▸ YOUR INSTRUCTIONS: Tally the lines in these records that hold the string "this", and reply with the number alone.

▸ ENTRIES SHOWN:
───
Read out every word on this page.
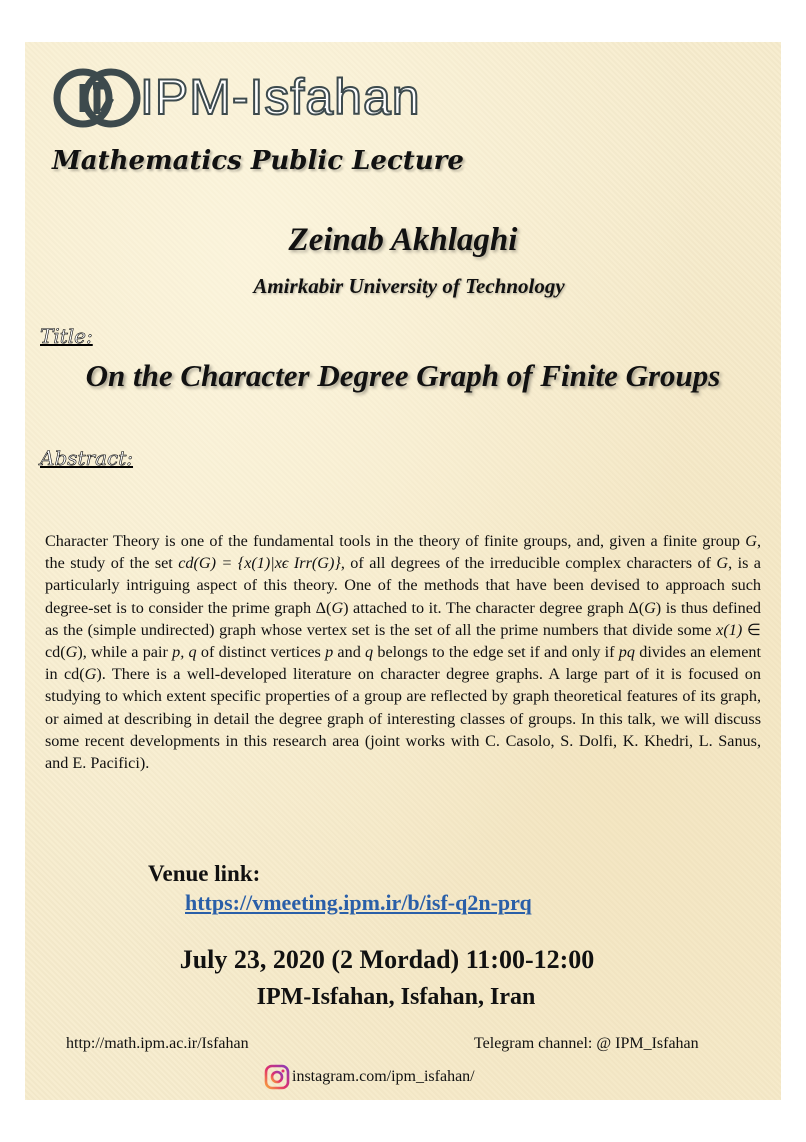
IPM-Isfahan
Mathematics Public Lecture
Zeinab Akhlaghi
Amirkabir University of Technology
Title:
On the Character Degree Graph of Finite Groups
Abstract:
Character Theory is one of the fundamental tools in the theory of finite groups, and, given a finite group G, the study of the set cd(G) = {x(1)|xϵ Irr(G)}, of all degrees of the irreducible complex characters of G, is a particularly intriguing aspect of this theory. One of the methods that have been devised to approach such degree-set is to consider the prime graph Δ(G) attached to it. The character degree graph Δ(G) is thus defined as the (simple undirected) graph whose vertex set is the set of all the prime numbers that divide some x(1) ∈ cd(G), while a pair p, q of distinct vertices p and q belongs to the edge set if and only if pq divides an element in cd(G). There is a well-developed literature on character degree graphs. A large part of it is focused on studying to which extent specific properties of a group are reflected by graph theoretical features of its graph, or aimed at describing in detail the degree graph of interesting classes of groups. In this talk, we will discuss some recent developments in this research area (joint works with C. Casolo, S. Dolfi, K. Khedri, L. Sanus, and E. Pacifici).
Venue link:
https://vmeeting.ipm.ir/b/isf-q2n-prq
July 23, 2020 (2 Mordad) 11:00-12:00
IPM-Isfahan, Isfahan, Iran
http://math.ipm.ac.ir/Isfahan	Telegram channel: @ IPM_Isfahan
instagram.com/ipm_isfahan/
───
▸ OUTPUT OF THE TASK: 2